BEGIN Dataset records

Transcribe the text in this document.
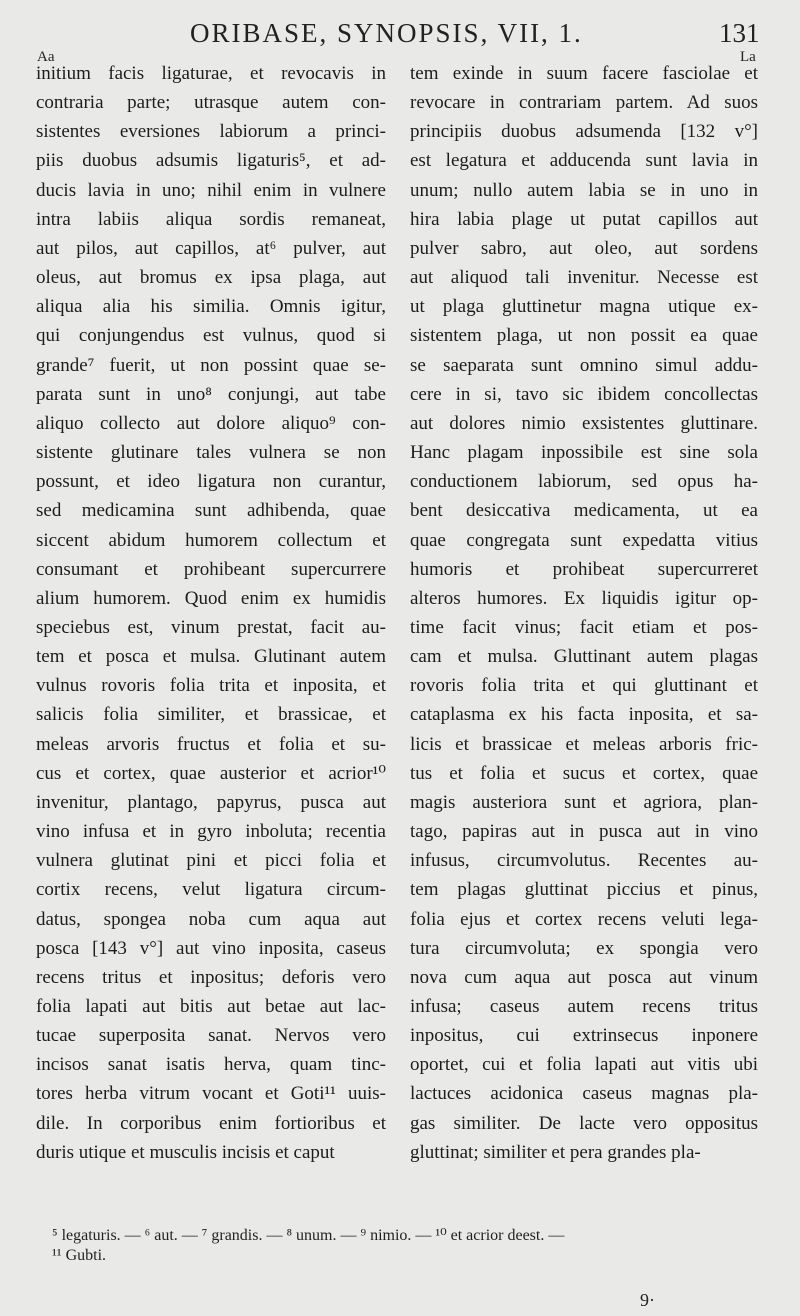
ORIBASE, SYNOPSIS, VII, 1.	131
Aa	La
initium facis ligaturae, et revocavis in
contraria parte; utrasque autem con-
sistentes eversiones labiorum a princi-
piis duobus adsumis ligaturis⁵, et ad-
ducis lavia in uno; nihil enim in vulnere
intra labiis aliqua sordis remaneat,
aut pilos, aut capillos, at⁶ pulver, aut
oleus, aut bromus ex ipsa plaga, aut
aliqua alia his similia. Omnis igitur,
qui conjungendus est vulnus, quod si
grande⁷ fuerit, ut non possint quae se-
parata sunt in uno⁸ conjungi, aut tabe
aliquo collecto aut dolore aliquo⁹ con-
sistente glutinare tales vulnera se non
possunt, et ideo ligatura non curantur,
sed medicamina sunt adhibenda, quae
siccent abidum humorem collectum et
consumant et prohibeant supercurrere
alium humorem. Quod enim ex humidis
speciebus est, vinum prestat, facit au-
tem et posca et mulsa. Glutinant autem
vulnus rovoris folia trita et inposita, et
salicis folia similiter, et brassicae, et
meleas arvoris fructus et folia et su-
cus et cortex, quae austerior et acrior¹⁰
invenitur, plantago, papyrus, pusca aut
vino infusa et in gyro inboluta; recentia
vulnera glutinat pini et picci folia et
cortix recens, velut ligatura circum-
datus, spongea noba cum aqua aut
posca [143 v°] aut vino inposita, caseus
recens tritus et inpositus; deforis vero
folia lapati aut bitis aut betae aut lac-
tucae superposita sanat. Nervos vero
incisos sanat isatis herva, quam tinc-
tores herba vitrum vocant et Goti¹¹ uuis-
dile. In corporibus enim fortioribus et
duris utique et musculis incisis et caput
tem exinde in suum facere fasciolae et
revocare in contrariam partem. Ad suos
principiis duobus adsumenda [132 v°]
est legatura et adducenda sunt lavia in
unum; nullo autem labia se in uno in
hira labia plage ut putat capillos aut
pulver sabro, aut oleo, aut sordens
aut aliquod tali invenitur. Necesse est
ut plaga gluttinetur magna utique ex-
sistentem plaga, ut non possit ea quae
se saeparata sunt omnino simul addu-
cere in si, tavo sic ibidem concollectas
aut dolores nimio exsistentes gluttinare.
Hanc plagam inpossibile est sine sola
conductionem labiorum, sed opus ha-
bent desiccativa medicamenta, ut ea
quae congregata sunt expedatta vitius
humoris et prohibeat supercurreret
alteros humores. Ex liquidis igitur op-
time facit vinus; facit etiam et pos-
cam et mulsa. Gluttinant autem plagas
rovoris folia trita et qui gluttinant et
cataplasma ex his facta inposita, et sa-
licis et brassicae et meleas arboris fric-
tus et folia et sucus et cortex, quae
magis austeriora sunt et agriora, plan-
tago, papiras aut in pusca aut in vino
infusus, circumvolutus. Recentes au-
tem plagas gluttinat piccius et pinus,
folia ejus et cortex recens veluti lega-
tura circumvoluta; ex spongia vero
nova cum aqua aut posca aut vinum
infusa; caseus autem recens tritus
inpositus, cui extrinsecus inponere
oportet, cui et folia lapati aut vitis ubi
lactuces acidonica caseus magnas pla-
gas similiter. De lacte vero oppositus
gluttinat; similiter et pera grandes pla-
⁵ legaturis. — ⁶ aut. — ⁷ grandis. — ⁸ unum. — ⁹ nimio. — ¹⁰ et acrior deest. —
¹¹ Gubti.
9·
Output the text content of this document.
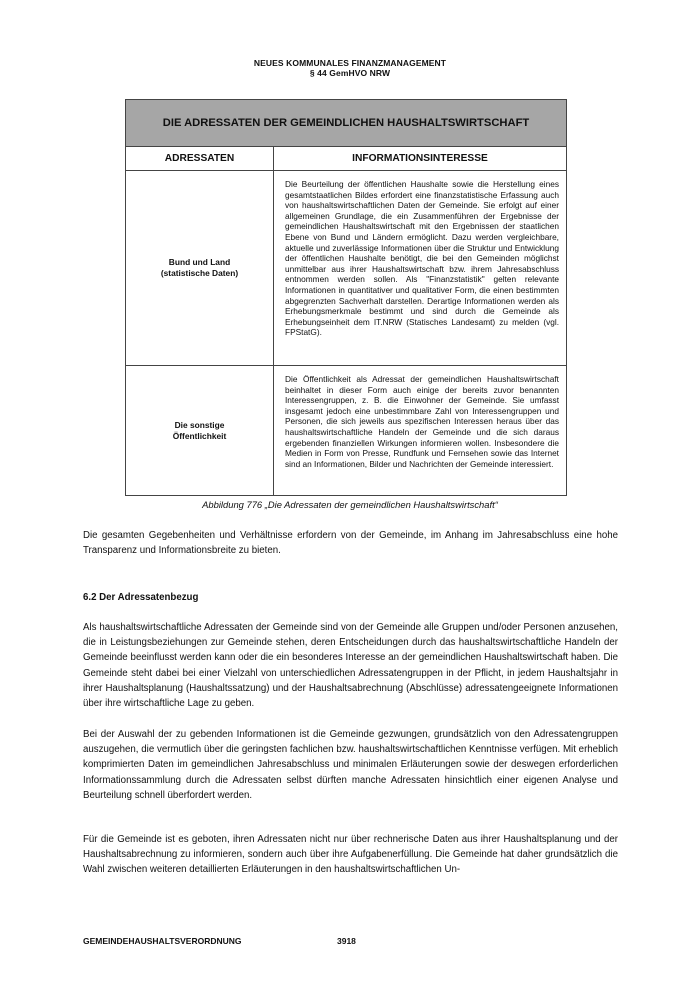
NEUES KOMMUNALES FINANZMANAGEMENT
§ 44 GemHVO NRW
DIE ADRESSATEN DER GEMEINDLICHEN HAUSHALTSWIRTSCHAFT	
ADRESSATEN	INFORMATIONSINTERESSE

Bund und Land
(statistische Daten)	Die Beurteilung der öffentlichen Haushalte sowie die Herstellung eines gesamtstaatlichen Bildes erfordert eine finanzstatistische Erfassung auch von haushaltswirtschaftlichen Daten der Gemeinde. Sie erfolgt auf einer allgemeinen Grundlage, die ein Zusammenführen der Ergebnisse der gemeindlichen Haushaltswirtschaft mit den Ergebnissen der staatlichen Ebene von Bund und Ländern ermöglicht. Dazu werden vergleichbare, aktuelle und zuverlässige Informationen über die Struktur und Entwicklung der öffentlichen Haushalte benötigt, die bei den Gemeinden möglichst unmittelbar aus ihrer Haushaltswirtschaft bzw. ihrem Jahresabschluss entnommen werden sollen. Als "Finanzstatistik" gelten relevante Informationen in quantitativer und qualitativer Form, die einen bestimmten abgegrenzten Sachverhalt darstellen. Derartige Informationen werden als Erhebungsmerkmale bestimmt und sind durch die Gemeinde als Erhebungseinheit dem IT.NRW (Statisches Landesamt) zu melden (vgl. FPStatG).

Die sonstige
Öffentlichkeit	Die Öffentlichkeit als Adressat der gemeindlichen Haushaltswirtschaft beinhaltet in dieser Form auch einige der bereits zuvor benannten Interessengruppen, z. B. die Einwohner der Gemeinde. Sie umfasst insgesamt jedoch eine unbestimmbare Zahl von Interessengruppen und Personen, die sich jeweils aus spezifischen Interessen heraus über das haushaltswirtschaftliche Handeln der Gemeinde und die sich daraus ergebenden finanziellen Wirkungen informieren wollen. Insbesondere die Medien in Form von Presse, Rundfunk und Fernsehen sowie das Internet sind an Informationen, Bilder und Nachrichten der Gemeinde interessiert.
Abbildung 776 „Die Adressaten der gemeindlichen Haushaltswirtschaft“

Die gesamten Gegebenheiten und Verhältnisse erfordern von der Gemeinde, im Anhang im Jahresabschluss eine hohe Transparenz und Informationsbreite zu bieten.

6.2 Der Adressatenbezug

Als haushaltswirtschaftliche Adressaten der Gemeinde sind von der Gemeinde alle Gruppen und/oder Personen anzusehen, die in Leistungsbeziehungen zur Gemeinde stehen, deren Entscheidungen durch das haushaltswirtschaftliche Handeln der Gemeinde beeinflusst werden kann oder die ein besonderes Interesse an der gemeindlichen Haushaltswirtschaft haben. Die Gemeinde steht dabei bei einer Vielzahl von unterschiedlichen Adressatengruppen in der Pflicht, in jedem Haushaltsjahr in ihrer Haushaltsplanung (Haushaltssatzung) und der Haushaltsabrechnung (Abschlüsse) adressatengeeignete Informationen über ihre wirtschaftliche Lage zu geben.

Bei der Auswahl der zu gebenden Informationen ist die Gemeinde gezwungen, grundsätzlich von den Adressatengruppen auszugehen, die vermutlich über die geringsten fachlichen bzw. haushaltswirtschaftlichen Kenntnisse verfügen. Mit erheblich komprimierten Daten im gemeindlichen Jahresabschluss und minimalen Erläuterungen sowie der deswegen erforderlichen Informationssammlung durch die Adressaten selbst dürften manche Adressaten hinsichtlich einer eigenen Analyse und Beurteilung schnell überfordert werden.

Für die Gemeinde ist es geboten, ihren Adressaten nicht nur über rechnerische Daten aus ihrer Haushaltsplanung und der Haushaltsabrechnung zu informieren, sondern auch über ihre Aufgabenerfüllung. Die Gemeinde hat daher grundsätzlich die Wahl zwischen weiteren detaillierten Erläuterungen in den haushaltswirtschaftlichen Un-

GEMEINDEHAUSHALTSVERORDNUNG	3918
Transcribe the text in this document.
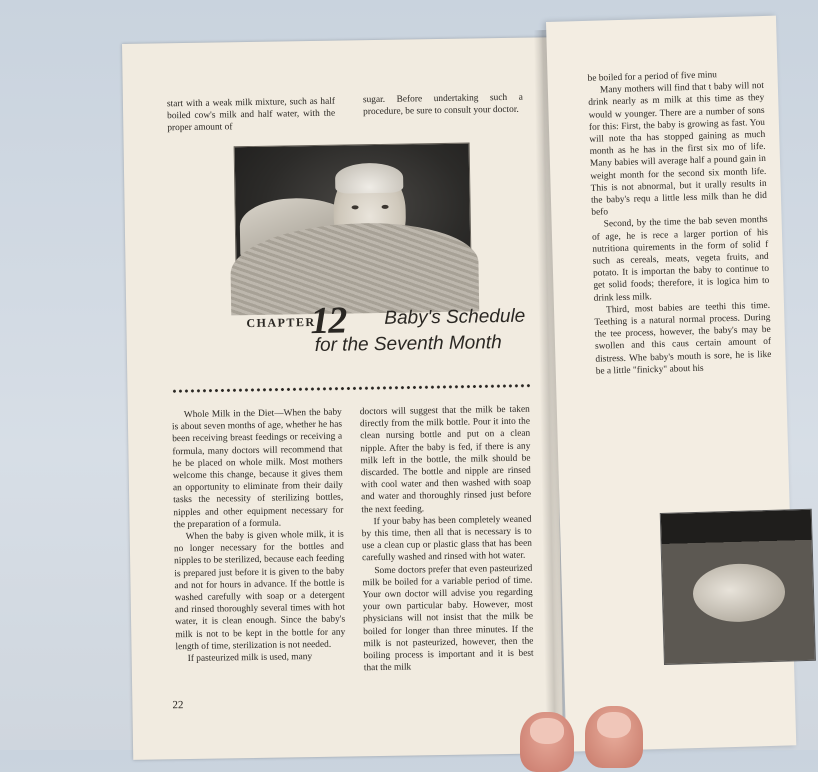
start with a weak milk mixture, such as half boiled cow's milk and half water, with the proper amount of

sugar. Before undertaking such a procedure, be sure to consult your doctor.

CHAPTER
12 Baby's Schedule
for the Seventh Month

Whole Milk in the Diet—When the baby is about seven months of age, whether he has been receiving breast feedings or receiving a formula, many doctors will recommend that he be placed on whole milk. Most mothers welcome this change, because it gives them an opportunity to eliminate from their daily tasks the necessity of sterilizing bottles, nipples and other equipment necessary for the preparation of a formula.

When the baby is given whole milk, it is no longer necessary for the bottles and nipples to be sterilized, because each feeding is prepared just before it is given to the baby and not for hours in advance. If the bottle is washed carefully with soap or a detergent and rinsed thoroughly several times with hot water, it is clean enough. Since the baby's milk is not to be kept in the bottle for any length of time, sterilization is not needed.

If pasteurized milk is used, many

doctors will suggest that the milk be taken directly from the milk bottle. Pour it into the clean nursing bottle and put on a clean nipple. After the baby is fed, if there is any milk left in the bottle, the milk should be discarded. The bottle and nipple are rinsed with cool water and then washed with soap and water and thoroughly rinsed just before the next feeding.

If your baby has been completely weaned by this time, then all that is necessary is to use a clean cup or plastic glass that has been carefully washed and rinsed with hot water.

Some doctors prefer that even pasteurized milk be boiled for a variable period of time. Your own doctor will advise you regarding your own particular baby. However, most physicians will not insist that the milk be boiled for longer than three minutes. If the milk is not pasteurized, however, then the boiling process is important and it is best that the milk

22

be boiled for a period of five minu

Many mothers will find that t baby will not drink nearly as m milk at this time as they would w younger. There are a number of sons for this: First, the baby is growing as fast. You will note tha has stopped gaining as much month as he has in the first six mo of life. Many babies will average half a pound gain in weight month for the second six month life. This is not abnormal, but it urally results in the baby's requ a little less milk than he did befo

Second, by the time the bab seven months of age, he is rece a larger portion of his nutritiona quirements in the form of solid f such as cereals, meats, vegeta fruits, and potato. It is importan the baby to continue to get solid foods; therefore, it is logica him to drink less milk.

Third, most babies are teethi this time. Teething is a natural normal process. During the tee process, however, the baby's may be swollen and this caus certain amount of distress. Whe baby's mouth is sore, he is like be a little "finicky" about his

END Dataset records

_Prompt_
Show every line from the entries above in which "vinum" appears.

_Correct answer_
speciebus est, vinum prestat, facit au-
nova cum aqua aut posca aut vinum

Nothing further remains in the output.